Directions:
Repeat the line that contains "Output the text content of this document." and all lines after it through the end, exactly as they are, minus the pictures.
++++++++++++++++++++
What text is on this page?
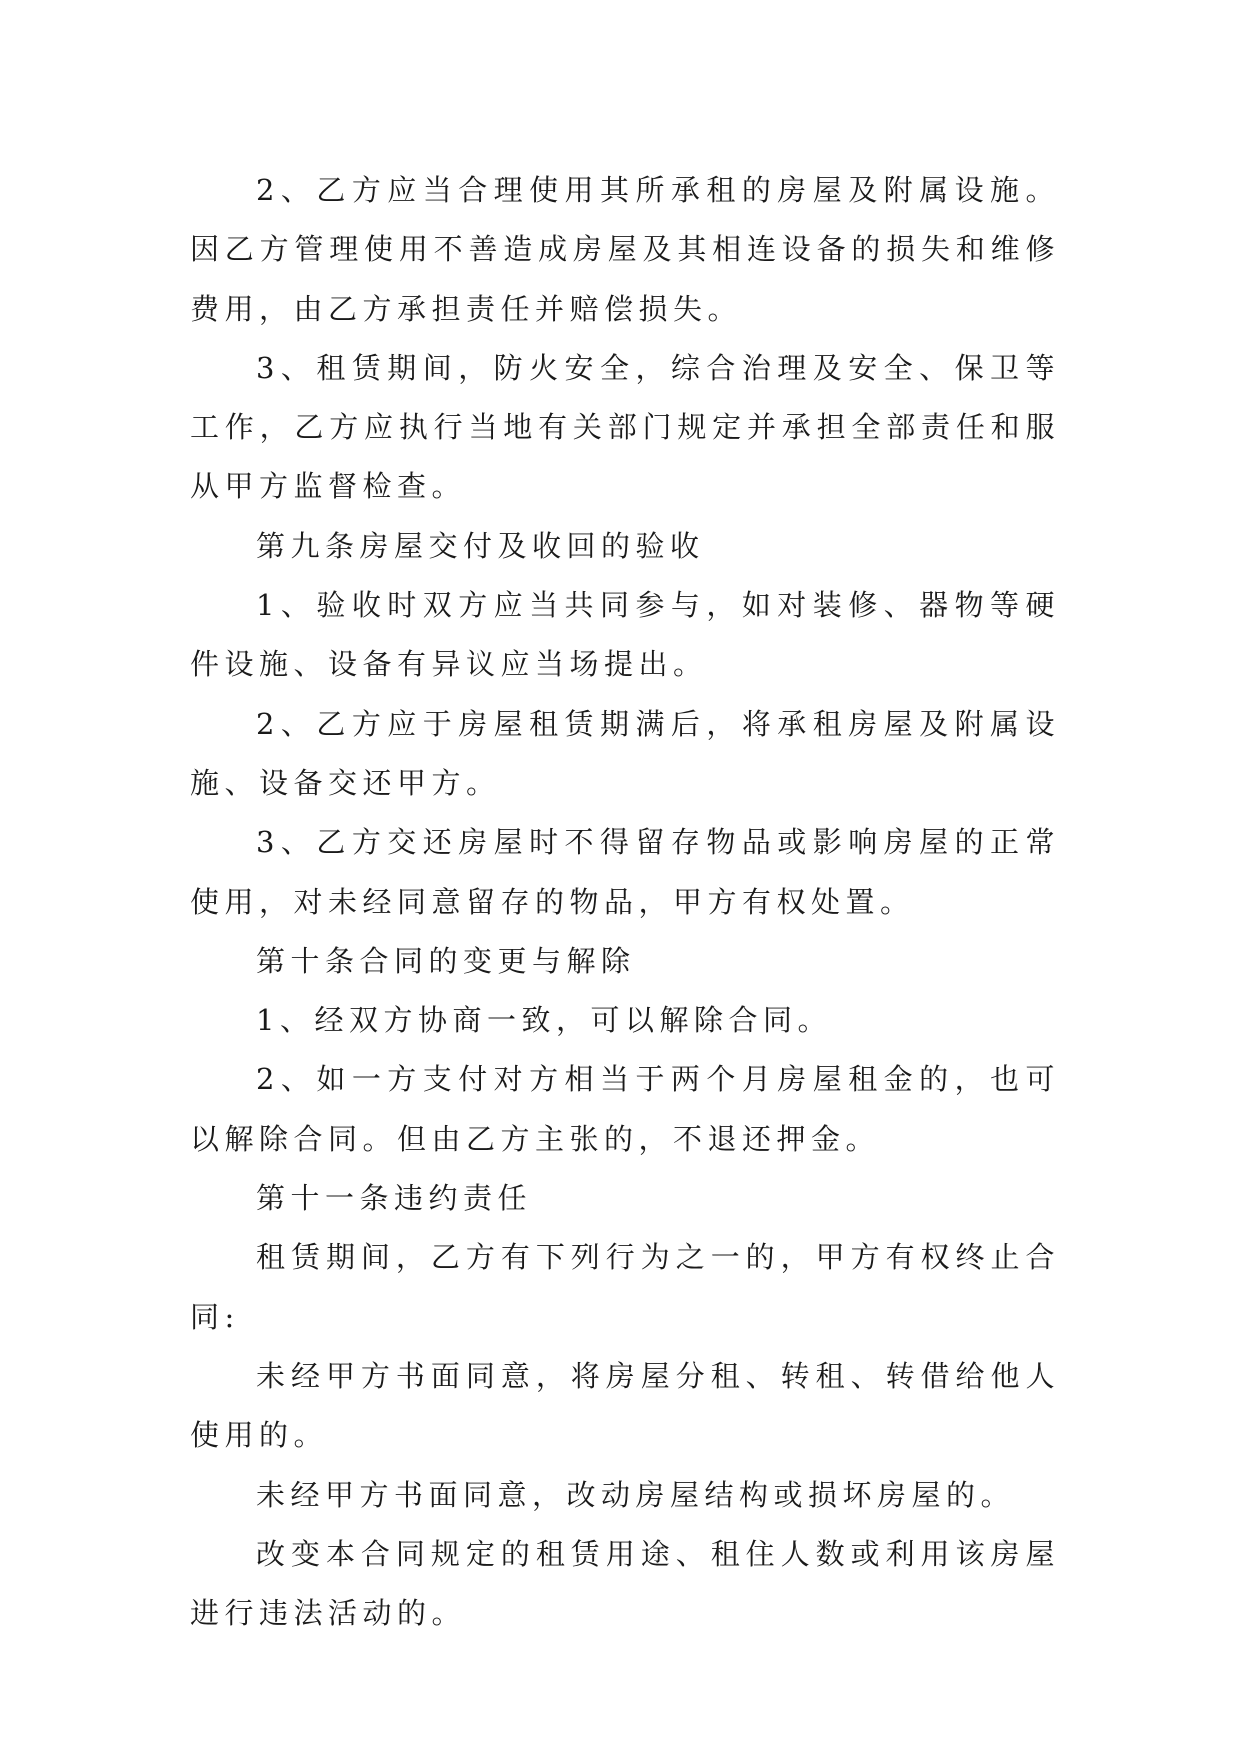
2、乙方应当合理使用其所承租的房屋及附属设施。因乙方管理使用不善造成房屋及其相连设备的损失和维修费用，由乙方承担责任并赔偿损失。

3、租赁期间，防火安全，综合治理及安全、保卫等工作，乙方应执行当地有关部门规定并承担全部责任和服从甲方监督检查。

第九条房屋交付及收回的验收

1、验收时双方应当共同参与，如对装修、器物等硬件设施、设备有异议应当场提出。

2、乙方应于房屋租赁期满后，将承租房屋及附属设施、设备交还甲方。

3、乙方交还房屋时不得留存物品或影响房屋的正常使用，对未经同意留存的物品，甲方有权处置。

第十条合同的变更与解除

1、经双方协商一致，可以解除合同。

2、如一方支付对方相当于两个月房屋租金的，也可以解除合同。但由乙方主张的，不退还押金。

第十一条违约责任

租赁期间，乙方有下列行为之一的，甲方有权终止合同:

未经甲方书面同意，将房屋分租、转租、转借给他人使用的。

未经甲方书面同意，改动房屋结构或损坏房屋的。

改变本合同规定的租赁用途、租住人数或利用该房屋进行违法活动的。
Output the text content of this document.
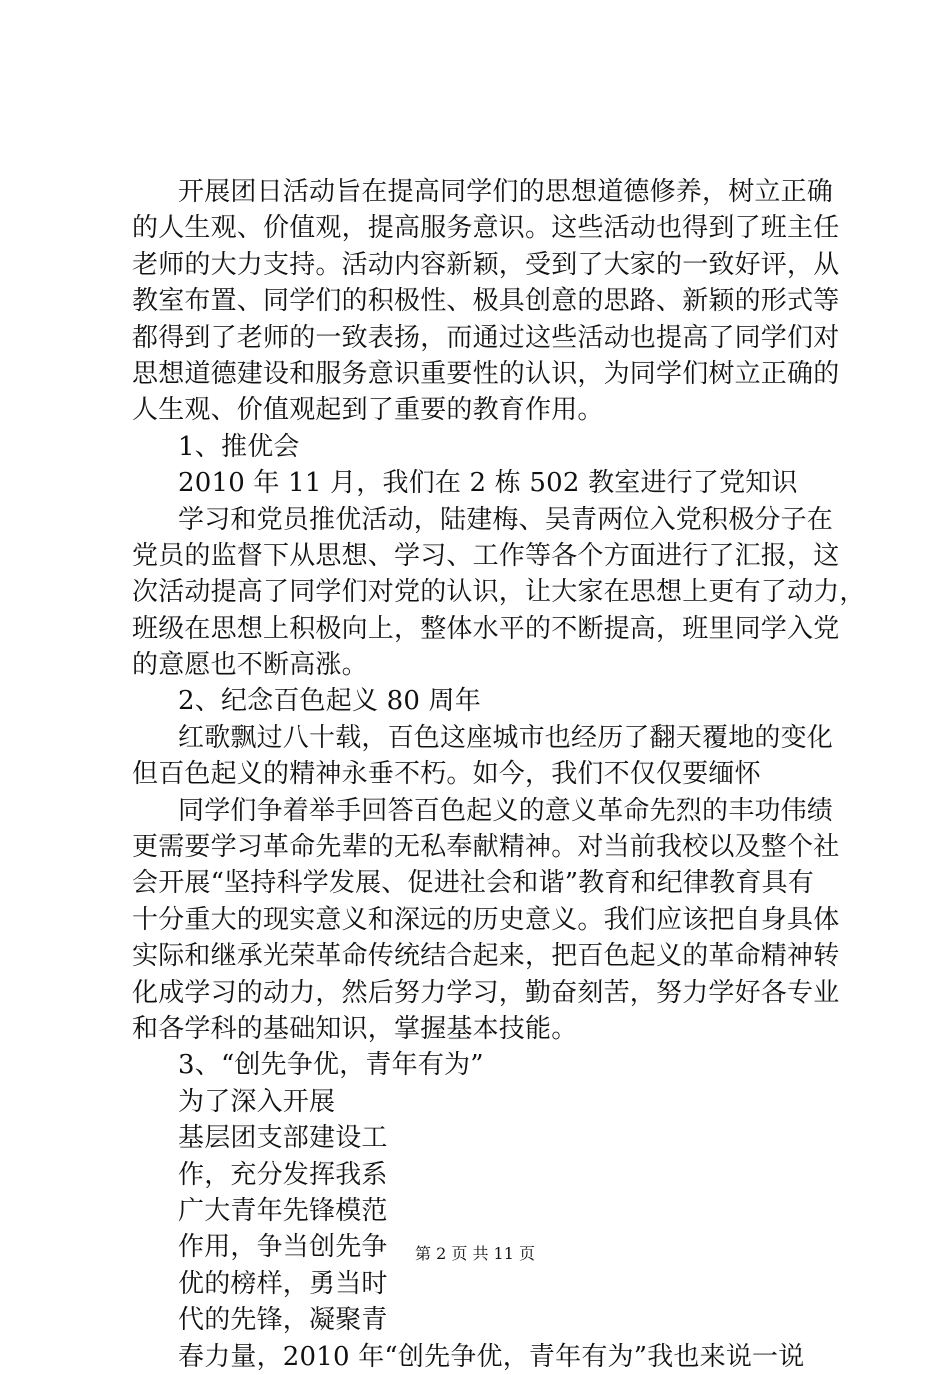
开展团日活动旨在提高同学们的思想道德修养，树立正确
的人生观、价值观，提高服务意识。这些活动也得到了班主任
老师的大力支持。活动内容新颖，受到了大家的一致好评，从
教室布置、同学们的积极性、极具创意的思路、新颖的形式等
都得到了老师的一致表扬，而通过这些活动也提高了同学们对
思想道德建设和服务意识重要性的认识，为同学们树立正确的
人生观、价值观起到了重要的教育作用。
1、推优会
2010 年 11 月，我们在 2 栋 502 教室进行了党知识
学习和党员推优活动，陆建梅、吴青两位入党积极分子在
党员的监督下从思想、学习、工作等各个方面进行了汇报，这
次活动提高了同学们对党的认识，让大家在思想上更有了动力，
班级在思想上积极向上，整体水平的不断提高，班里同学入党
的意愿也不断高涨。
2、纪念百色起义 80 周年
红歌飘过八十载，百色这座城市也经历了翻天覆地的变化
但百色起义的精神永垂不朽。如今，我们不仅仅要缅怀
同学们争着举手回答百色起义的意义革命先烈的丰功伟绩
更需要学习革命先辈的无私奉献精神。对当前我校以及整个社
会开展“坚持科学发展、促进社会和谐”教育和纪律教育具有
十分重大的现实意义和深远的历史意义。我们应该把自身具体
实际和继承光荣革命传统结合起来，把百色起义的革命精神转
化成学习的动力，然后努力学习，勤奋刻苦，努力学好各专业
和各学科的基础知识，掌握基本技能。
3、“创先争优，青年有为”
为了深入开展
基层团支部建设工
作，充分发挥我系
广大青年先锋模范
作用，争当创先争
优的榜样，勇当时
代的先锋，凝聚青
春力量，2010 年“创先争优，青年有为”我也来说一说
第 2 页 共 11 页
++++++++++++++++++++
Expected answer:
Output the text content of this document.
开展团日活动旨在提高同学们的思想道德修养，树立正确
的人生观、价值观，提高服务意识。这些活动也得到了班主任
老师的大力支持。活动内容新颖，受到了大家的一致好评，从
教室布置、同学们的积极性、极具创意的思路、新颖的形式等
都得到了老师的一致表扬，而通过这些活动也提高了同学们对
思想道德建设和服务意识重要性的认识，为同学们树立正确的
人生观、价值观起到了重要的教育作用。
1、推优会
2010 年 11 月，我们在 2 栋 502 教室进行了党知识
学习和党员推优活动，陆建梅、吴青两位入党积极分子在
党员的监督下从思想、学习、工作等各个方面进行了汇报，这
次活动提高了同学们对党的认识，让大家在思想上更有了动力，
班级在思想上积极向上，整体水平的不断提高，班里同学入党
的意愿也不断高涨。
2、纪念百色起义 80 周年
红歌飘过八十载，百色这座城市也经历了翻天覆地的变化
但百色起义的精神永垂不朽。如今，我们不仅仅要缅怀
同学们争着举手回答百色起义的意义革命先烈的丰功伟绩
更需要学习革命先辈的无私奉献精神。对当前我校以及整个社
会开展“坚持科学发展、促进社会和谐”教育和纪律教育具有
十分重大的现实意义和深远的历史意义。我们应该把自身具体
实际和继承光荣革命传统结合起来，把百色起义的革命精神转
化成学习的动力，然后努力学习，勤奋刻苦，努力学好各专业
和各学科的基础知识，掌握基本技能。
3、“创先争优，青年有为”
为了深入开展
基层团支部建设工
作，充分发挥我系
广大青年先锋模范
作用，争当创先争
优的榜样，勇当时
代的先锋，凝聚青
春力量，2010 年“创先争优，青年有为”我也来说一说
第 2 页 共 11 页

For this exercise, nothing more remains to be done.